[Stored items]
>> start
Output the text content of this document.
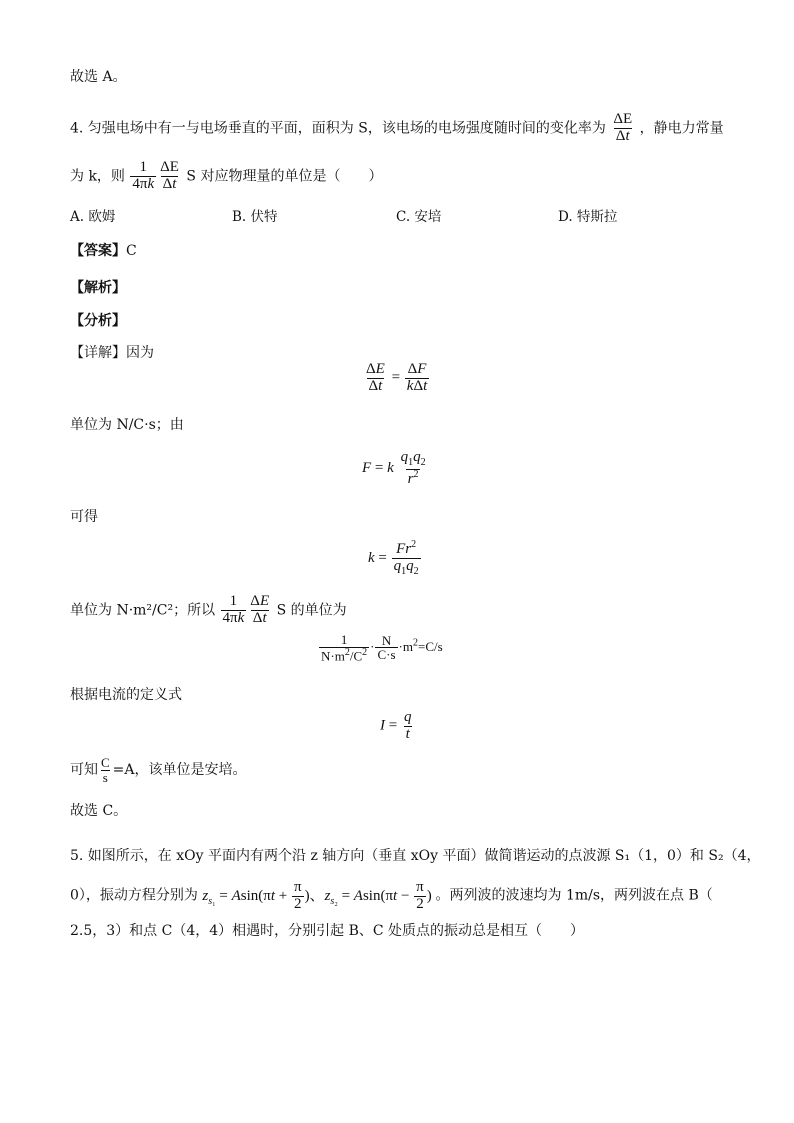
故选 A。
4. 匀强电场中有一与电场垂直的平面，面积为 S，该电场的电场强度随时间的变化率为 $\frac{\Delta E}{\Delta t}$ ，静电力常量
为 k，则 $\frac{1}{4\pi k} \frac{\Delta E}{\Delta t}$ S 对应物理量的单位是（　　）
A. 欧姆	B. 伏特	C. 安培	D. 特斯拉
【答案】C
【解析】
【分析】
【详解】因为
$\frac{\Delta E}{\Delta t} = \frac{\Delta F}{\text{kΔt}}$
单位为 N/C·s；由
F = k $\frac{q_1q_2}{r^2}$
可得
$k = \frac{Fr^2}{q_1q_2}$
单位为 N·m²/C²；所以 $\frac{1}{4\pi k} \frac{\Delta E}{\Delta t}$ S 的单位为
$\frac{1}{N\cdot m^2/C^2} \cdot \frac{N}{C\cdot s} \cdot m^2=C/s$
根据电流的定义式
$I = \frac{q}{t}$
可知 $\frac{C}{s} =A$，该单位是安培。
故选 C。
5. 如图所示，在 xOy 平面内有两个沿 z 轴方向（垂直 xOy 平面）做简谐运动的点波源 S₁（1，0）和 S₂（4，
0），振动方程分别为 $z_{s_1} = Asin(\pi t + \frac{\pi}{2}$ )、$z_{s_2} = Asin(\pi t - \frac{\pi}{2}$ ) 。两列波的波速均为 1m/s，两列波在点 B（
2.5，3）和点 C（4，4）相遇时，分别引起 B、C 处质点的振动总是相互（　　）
>> end
EXERCISE INSTRUCTIONS
Leave the pictures out and output the rest of the listing exactly.

EXERCISE RESPONSE
Output the text content of this document.
故选 A。
4. 匀强电场中有一与电场垂直的平面，面积为 S，该电场的电场强度随时间的变化率为 $\frac{\Delta E}{\Delta t}$ ，静电力常量
为 k，则 $\frac{1}{4\pi k} \frac{\Delta E}{\Delta t}$ S 对应物理量的单位是（　　）
A. 欧姆	B. 伏特	C. 安培	D. 特斯拉
【答案】C
【解析】
【分析】
【详解】因为
$\frac{\Delta E}{\Delta t} = \frac{\Delta F}{\text{kΔt}}$
单位为 N/C·s；由
F = k $\frac{q_1q_2}{r^2}$
可得
$k = \frac{Fr^2}{q_1q_2}$
单位为 N·m²/C²；所以 $\frac{1}{4\pi k} \frac{\Delta E}{\Delta t}$ S 的单位为
$\frac{1}{N\cdot m^2/C^2} \cdot \frac{N}{C\cdot s} \cdot m^2=C/s$
根据电流的定义式
$I = \frac{q}{t}$
可知 $\frac{C}{s} =A$，该单位是安培。
故选 C。
5. 如图所示，在 xOy 平面内有两个沿 z 轴方向（垂直 xOy 平面）做简谐运动的点波源 S₁（1，0）和 S₂（4，
0），振动方程分别为 $z_{s_1} = Asin(\pi t + \frac{\pi}{2}$ )、$z_{s_2} = Asin(\pi t - \frac{\pi}{2}$ ) 。两列波的波速均为 1m/s，两列波在点 B（
2.5，3）和点 C（4，4）相遇时，分别引起 B、C 处质点的振动总是相互（　　）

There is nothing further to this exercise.